• **Goal of the exercise**
In the listing below, pick out lines with "That".

Data entries
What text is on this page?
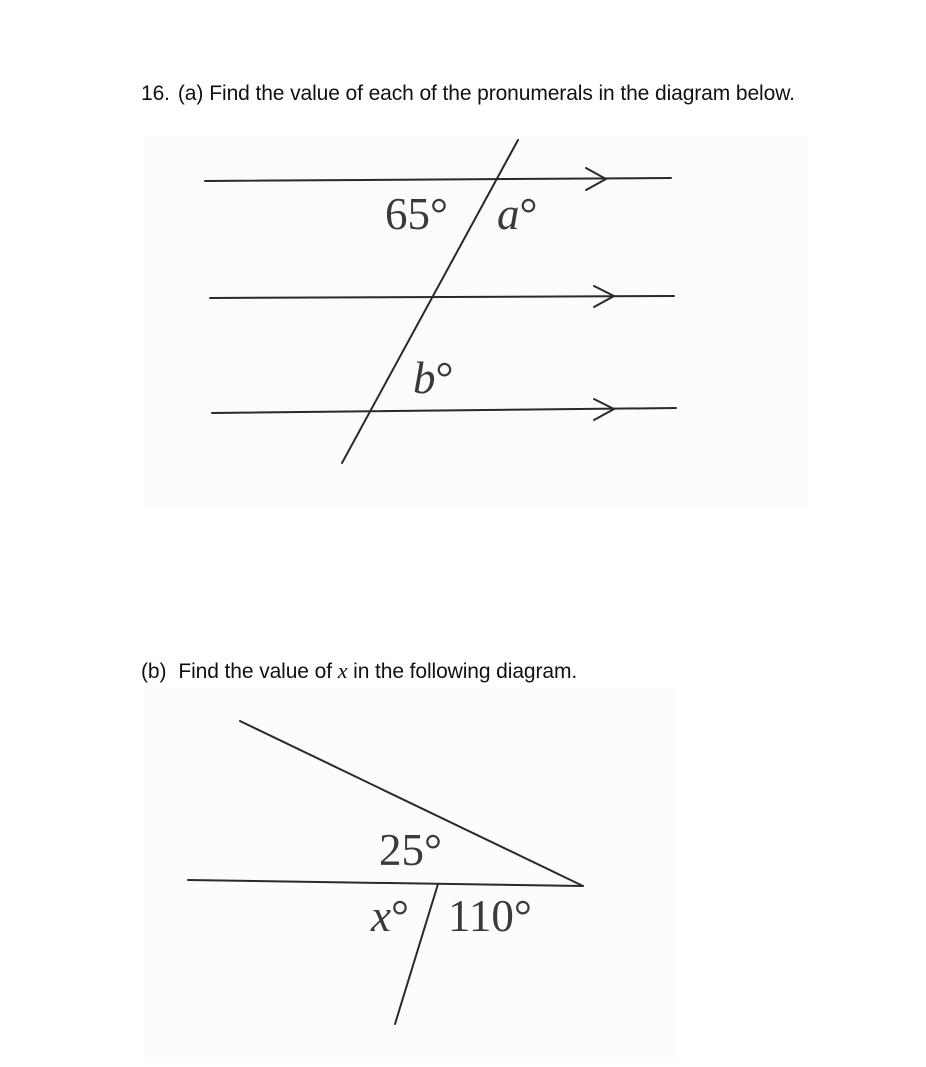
16. (a) Find the value of each of the pronumerals in the diagram below.
65° a°
b°
(b) Find the value of x in the following diagram.
25°
x° 110°
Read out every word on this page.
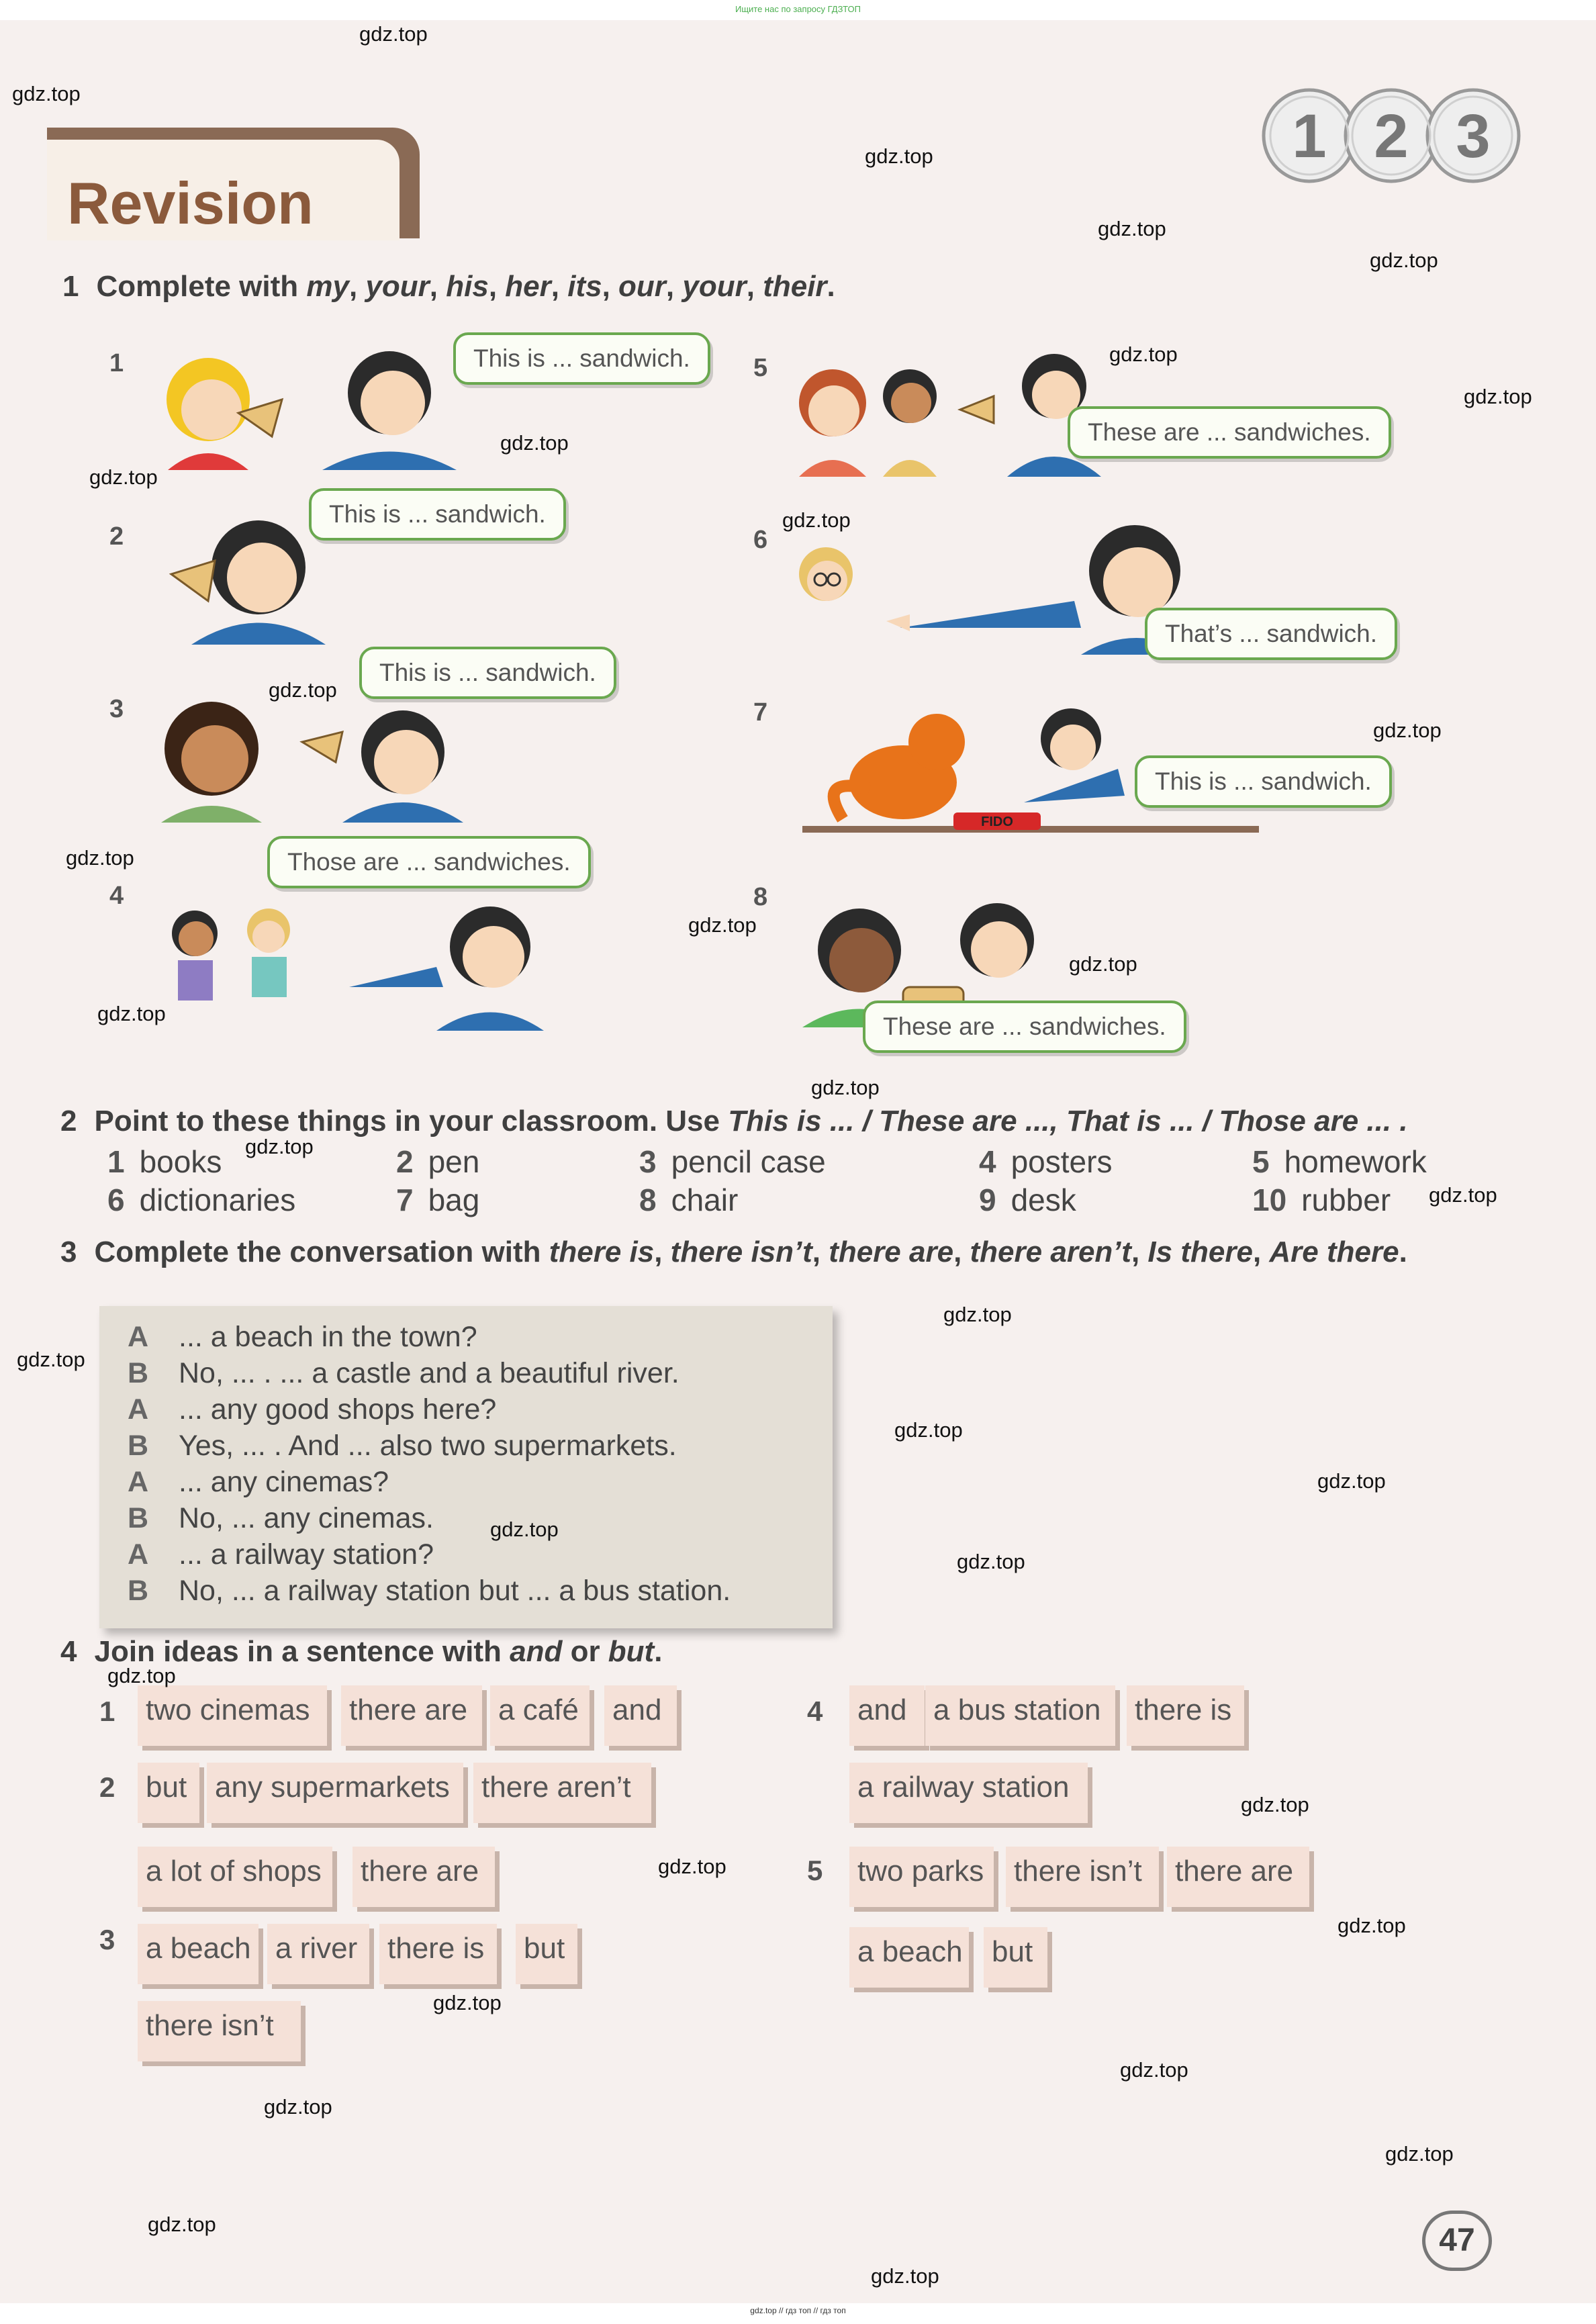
Ищите нас по запросу ГДЗТОП
Revision
1 2 3
1 Complete with my, your, his, her, its, our, your, their.
1
2
3
4
5
6
7
8
FIDO
This is ... sandwich.
This is ... sandwich.
This is ... sandwich.
Those are ... sandwiches.
These are ... sandwiches.
That’s ... sandwich.
This is ... sandwich.
These are ... sandwiches.
2 Point to these things in your classroom. Use This is ... / These are ..., That is ... / Those are ... .
1 books	2 pen	3 pencil case	4 posters	5 homework
6 dictionaries	7 bag	8 chair	9 desk	10 rubber
3 Complete the conversation with there is, there isn’t, there are, there aren’t, Is there, Are there.
A ... a beach in the town?
B No, ... . ... a castle and a beautiful river.
A ... any good shops here?
B Yes, ... . And ... also two supermarkets.
A ... any cinemas?
B No, ... any cinemas.
A ... a railway station?
B No, ... a railway station but ... a bus station.
4 Join ideas in a sentence with and or but.
1
2
3
4
5
two cinemas	there are	a café	and
but any supermarkets	there aren’t
a lot of shops	there are
a beach a river	there is	but
there isn’t
and a bus station	there is
a railway station
two parks	there isn’t	there are
a beach but
47
gdz.top
gdz.top
gdz.top
gdz.top
gdz.top
gdz.top
gdz.top
gdz.top
gdz.top
gdz.top
gdz.top
gdz.top
gdz.top
gdz.top
gdz.top
gdz.top
gdz.top
gdz.top
gdz.top
gdz.top
gdz.top
gdz.top
gdz.top
gdz.top
gdz.top
gdz.top
gdz.top
gdz.top
gdz.top
gdz.top
gdz.top
gdz.top
gdz.top
gdz.top
gdz.top
gdz.top // гдз топ // гдз топ
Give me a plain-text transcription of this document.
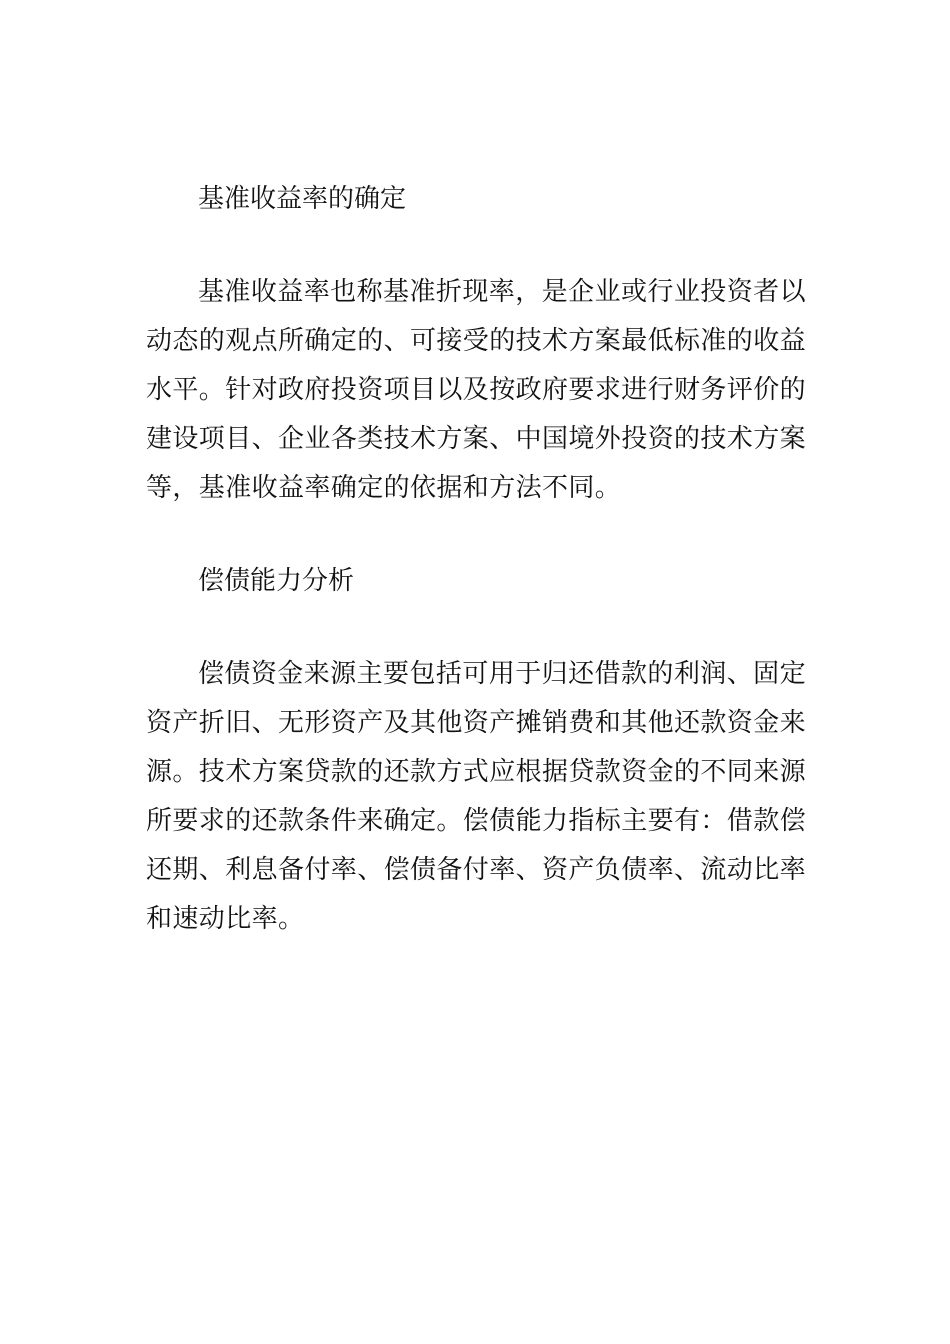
基准收益率的确定

基准收益率也称基准折现率，是企业或行业投资者以动态的观点所确定的、可接受的技术方案最低标准的收益水平。针对政府投资项目以及按政府要求进行财务评价的建设项目、企业各类技术方案、中国境外投资的技术方案等，基准收益率确定的依据和方法不同。

偿债能力分析

偿债资金来源主要包括可用于归还借款的利润、固定资产折旧、无形资产及其他资产摊销费和其他还款资金来源。技术方案贷款的还款方式应根据贷款资金的不同来源所要求的还款条件来确定。偿债能力指标主要有：借款偿还期、利息备付率、偿债备付率、资产负债率、流动比率和速动比率。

• **Full solution**
That’s ... sandwich.
2 Point to these things in your classroom. Use This is ... / These are ..., That is ... / Those are ... .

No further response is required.